Start Provided material

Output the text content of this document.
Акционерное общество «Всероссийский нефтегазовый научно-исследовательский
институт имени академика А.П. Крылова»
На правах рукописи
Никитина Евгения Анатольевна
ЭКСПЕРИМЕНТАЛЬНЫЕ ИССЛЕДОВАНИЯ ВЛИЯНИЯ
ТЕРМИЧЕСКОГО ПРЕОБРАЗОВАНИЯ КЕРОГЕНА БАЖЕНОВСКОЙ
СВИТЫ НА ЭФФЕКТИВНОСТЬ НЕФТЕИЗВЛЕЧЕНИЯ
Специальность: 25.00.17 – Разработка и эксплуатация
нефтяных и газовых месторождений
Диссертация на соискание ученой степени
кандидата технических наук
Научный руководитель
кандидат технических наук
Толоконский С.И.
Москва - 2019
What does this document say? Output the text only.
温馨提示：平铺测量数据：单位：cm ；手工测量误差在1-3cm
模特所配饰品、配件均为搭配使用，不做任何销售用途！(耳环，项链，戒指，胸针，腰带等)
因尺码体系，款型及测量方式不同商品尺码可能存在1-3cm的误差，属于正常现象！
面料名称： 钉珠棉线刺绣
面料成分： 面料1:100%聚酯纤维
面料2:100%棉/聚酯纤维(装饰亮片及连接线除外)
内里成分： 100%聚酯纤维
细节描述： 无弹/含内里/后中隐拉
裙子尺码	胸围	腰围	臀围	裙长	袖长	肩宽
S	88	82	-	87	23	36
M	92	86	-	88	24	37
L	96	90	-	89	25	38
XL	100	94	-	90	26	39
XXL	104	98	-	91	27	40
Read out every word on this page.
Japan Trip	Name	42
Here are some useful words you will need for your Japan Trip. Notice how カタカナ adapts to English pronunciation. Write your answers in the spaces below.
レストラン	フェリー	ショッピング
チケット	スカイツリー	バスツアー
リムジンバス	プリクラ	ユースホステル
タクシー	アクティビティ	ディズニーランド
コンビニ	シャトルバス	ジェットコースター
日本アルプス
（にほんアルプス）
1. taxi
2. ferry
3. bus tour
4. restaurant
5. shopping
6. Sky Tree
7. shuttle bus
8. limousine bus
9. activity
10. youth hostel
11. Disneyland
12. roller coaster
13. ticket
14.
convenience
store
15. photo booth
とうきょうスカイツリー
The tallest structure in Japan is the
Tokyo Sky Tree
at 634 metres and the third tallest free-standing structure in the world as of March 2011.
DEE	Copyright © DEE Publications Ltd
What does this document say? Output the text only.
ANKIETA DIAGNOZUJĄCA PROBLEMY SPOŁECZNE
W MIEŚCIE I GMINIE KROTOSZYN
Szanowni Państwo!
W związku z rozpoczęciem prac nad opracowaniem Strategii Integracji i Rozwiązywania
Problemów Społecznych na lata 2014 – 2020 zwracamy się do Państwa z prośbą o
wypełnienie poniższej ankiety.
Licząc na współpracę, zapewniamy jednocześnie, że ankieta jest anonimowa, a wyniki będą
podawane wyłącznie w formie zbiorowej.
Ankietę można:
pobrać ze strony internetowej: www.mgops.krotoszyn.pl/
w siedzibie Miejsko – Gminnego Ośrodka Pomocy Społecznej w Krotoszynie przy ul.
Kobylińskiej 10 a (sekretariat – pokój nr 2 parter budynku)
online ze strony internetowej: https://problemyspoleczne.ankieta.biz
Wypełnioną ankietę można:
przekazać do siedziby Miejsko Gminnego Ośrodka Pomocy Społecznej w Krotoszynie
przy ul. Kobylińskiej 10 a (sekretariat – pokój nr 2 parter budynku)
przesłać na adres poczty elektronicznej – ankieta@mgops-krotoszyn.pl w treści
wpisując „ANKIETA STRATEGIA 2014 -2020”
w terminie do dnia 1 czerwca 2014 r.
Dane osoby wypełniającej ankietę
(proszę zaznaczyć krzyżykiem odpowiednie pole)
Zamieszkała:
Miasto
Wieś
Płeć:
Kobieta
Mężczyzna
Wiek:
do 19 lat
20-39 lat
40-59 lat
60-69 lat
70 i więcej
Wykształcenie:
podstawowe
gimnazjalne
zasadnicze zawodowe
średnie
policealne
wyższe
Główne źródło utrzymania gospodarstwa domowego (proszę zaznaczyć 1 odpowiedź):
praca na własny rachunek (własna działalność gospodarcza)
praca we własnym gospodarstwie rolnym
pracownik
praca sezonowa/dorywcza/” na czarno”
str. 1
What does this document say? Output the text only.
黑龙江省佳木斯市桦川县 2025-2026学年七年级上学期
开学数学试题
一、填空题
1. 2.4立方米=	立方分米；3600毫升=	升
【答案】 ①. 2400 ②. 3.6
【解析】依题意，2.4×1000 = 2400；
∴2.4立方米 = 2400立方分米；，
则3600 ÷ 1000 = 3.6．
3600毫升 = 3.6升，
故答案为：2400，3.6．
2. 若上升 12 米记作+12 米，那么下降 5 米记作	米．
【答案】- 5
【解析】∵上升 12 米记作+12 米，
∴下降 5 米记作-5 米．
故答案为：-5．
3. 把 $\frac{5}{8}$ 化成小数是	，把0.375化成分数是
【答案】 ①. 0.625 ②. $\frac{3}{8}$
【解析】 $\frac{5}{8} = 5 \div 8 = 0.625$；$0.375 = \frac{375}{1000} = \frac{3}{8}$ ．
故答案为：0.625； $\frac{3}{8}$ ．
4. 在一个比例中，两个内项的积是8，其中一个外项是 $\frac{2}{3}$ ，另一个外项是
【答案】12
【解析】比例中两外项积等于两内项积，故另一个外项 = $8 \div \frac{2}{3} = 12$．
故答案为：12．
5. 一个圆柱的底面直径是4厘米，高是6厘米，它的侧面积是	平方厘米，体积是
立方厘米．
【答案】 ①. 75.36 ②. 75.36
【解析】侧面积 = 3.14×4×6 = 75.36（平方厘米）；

End Provided material

# Direction
Produce an exact copy of every entry above.

# Task response
Output the text content of this document.
Акционерное общество «Всероссийский нефтегазовый научно-исследовательский
институт имени академика А.П. Крылова»
На правах рукописи
Никитина Евгения Анатольевна
ЭКСПЕРИМЕНТАЛЬНЫЕ ИССЛЕДОВАНИЯ ВЛИЯНИЯ
ТЕРМИЧЕСКОГО ПРЕОБРАЗОВАНИЯ КЕРОГЕНА БАЖЕНОВСКОЙ
СВИТЫ НА ЭФФЕКТИВНОСТЬ НЕФТЕИЗВЛЕЧЕНИЯ
Специальность: 25.00.17 – Разработка и эксплуатация
нефтяных и газовых месторождений
Диссертация на соискание ученой степени
кандидата технических наук
Научный руководитель
кандидат технических наук
Толоконский С.И.
Москва - 2019
What does this document say? Output the text only.
温馨提示：平铺测量数据：单位：cm ；手工测量误差在1-3cm
模特所配饰品、配件均为搭配使用，不做任何销售用途！(耳环，项链，戒指，胸针，腰带等)
因尺码体系，款型及测量方式不同商品尺码可能存在1-3cm的误差，属于正常现象！
面料名称： 钉珠棉线刺绣
面料成分： 面料1:100%聚酯纤维
面料2:100%棉/聚酯纤维(装饰亮片及连接线除外)
内里成分： 100%聚酯纤维
细节描述： 无弹/含内里/后中隐拉
裙子尺码	胸围	腰围	臀围	裙长	袖长	肩宽
S	88	82	-	87	23	36
M	92	86	-	88	24	37
L	96	90	-	89	25	38
XL	100	94	-	90	26	39
XXL	104	98	-	91	27	40
Read out every word on this page.
Japan Trip	Name	42
Here are some useful words you will need for your Japan Trip. Notice how カタカナ adapts to English pronunciation. Write your answers in the spaces below.
レストラン	フェリー	ショッピング
チケット	スカイツリー	バスツアー
リムジンバス	プリクラ	ユースホステル
タクシー	アクティビティ	ディズニーランド
コンビニ	シャトルバス	ジェットコースター
日本アルプス
（にほんアルプス）
1. taxi
2. ferry
3. bus tour
4. restaurant
5. shopping
6. Sky Tree
7. shuttle bus
8. limousine bus
9. activity
10. youth hostel
11. Disneyland
12. roller coaster
13. ticket
14.
convenience
store
15. photo booth
とうきょうスカイツリー
The tallest structure in Japan is the
Tokyo Sky Tree
at 634 metres and the third tallest free-standing structure in the world as of March 2011.
DEE	Copyright © DEE Publications Ltd
What does this document say? Output the text only.
ANKIETA DIAGNOZUJĄCA PROBLEMY SPOŁECZNE
W MIEŚCIE I GMINIE KROTOSZYN
Szanowni Państwo!
W związku z rozpoczęciem prac nad opracowaniem Strategii Integracji i Rozwiązywania
Problemów Społecznych na lata 2014 – 2020 zwracamy się do Państwa z prośbą o
wypełnienie poniższej ankiety.
Licząc na współpracę, zapewniamy jednocześnie, że ankieta jest anonimowa, a wyniki będą
podawane wyłącznie w formie zbiorowej.
Ankietę można:
pobrać ze strony internetowej: www.mgops.krotoszyn.pl/
w siedzibie Miejsko – Gminnego Ośrodka Pomocy Społecznej w Krotoszynie przy ul.
Kobylińskiej 10 a (sekretariat – pokój nr 2 parter budynku)
online ze strony internetowej: https://problemyspoleczne.ankieta.biz
Wypełnioną ankietę można:
przekazać do siedziby Miejsko Gminnego Ośrodka Pomocy Społecznej w Krotoszynie
przy ul. Kobylińskiej 10 a (sekretariat – pokój nr 2 parter budynku)
przesłać na adres poczty elektronicznej – ankieta@mgops-krotoszyn.pl w treści
wpisując „ANKIETA STRATEGIA 2014 -2020”
w terminie do dnia 1 czerwca 2014 r.
Dane osoby wypełniającej ankietę
(proszę zaznaczyć krzyżykiem odpowiednie pole)
Zamieszkała:
Miasto
Wieś
Płeć:
Kobieta
Mężczyzna
Wiek:
do 19 lat
20-39 lat
40-59 lat
60-69 lat
70 i więcej
Wykształcenie:
podstawowe
gimnazjalne
zasadnicze zawodowe
średnie
policealne
wyższe
Główne źródło utrzymania gospodarstwa domowego (proszę zaznaczyć 1 odpowiedź):
praca na własny rachunek (własna działalność gospodarcza)
praca we własnym gospodarstwie rolnym
pracownik
praca sezonowa/dorywcza/” na czarno”
str. 1
What does this document say? Output the text only.
黑龙江省佳木斯市桦川县 2025-2026学年七年级上学期
开学数学试题
一、填空题
1. 2.4立方米=	立方分米；3600毫升=	升
【答案】 ①. 2400 ②. 3.6
【解析】依题意，2.4×1000 = 2400；
∴2.4立方米 = 2400立方分米；，
则3600 ÷ 1000 = 3.6．
3600毫升 = 3.6升，
故答案为：2400，3.6．
2. 若上升 12 米记作+12 米，那么下降 5 米记作	米．
【答案】- 5
【解析】∵上升 12 米记作+12 米，
∴下降 5 米记作-5 米．
故答案为：-5．
3. 把 $\frac{5}{8}$ 化成小数是	，把0.375化成分数是
【答案】 ①. 0.625 ②. $\frac{3}{8}$
【解析】 $\frac{5}{8} = 5 \div 8 = 0.625$；$0.375 = \frac{375}{1000} = \frac{3}{8}$ ．
故答案为：0.625； $\frac{3}{8}$ ．
4. 在一个比例中，两个内项的积是8，其中一个外项是 $\frac{2}{3}$ ，另一个外项是
【答案】12
【解析】比例中两外项积等于两内项积，故另一个外项 = $8 \div \frac{2}{3} = 12$．
故答案为：12．
5. 一个圆柱的底面直径是4厘米，高是6厘米，它的侧面积是	平方厘米，体积是
立方厘米．
【答案】 ①. 75.36 ②. 75.36
【解析】侧面积 = 3.14×4×6 = 75.36（平方厘米）；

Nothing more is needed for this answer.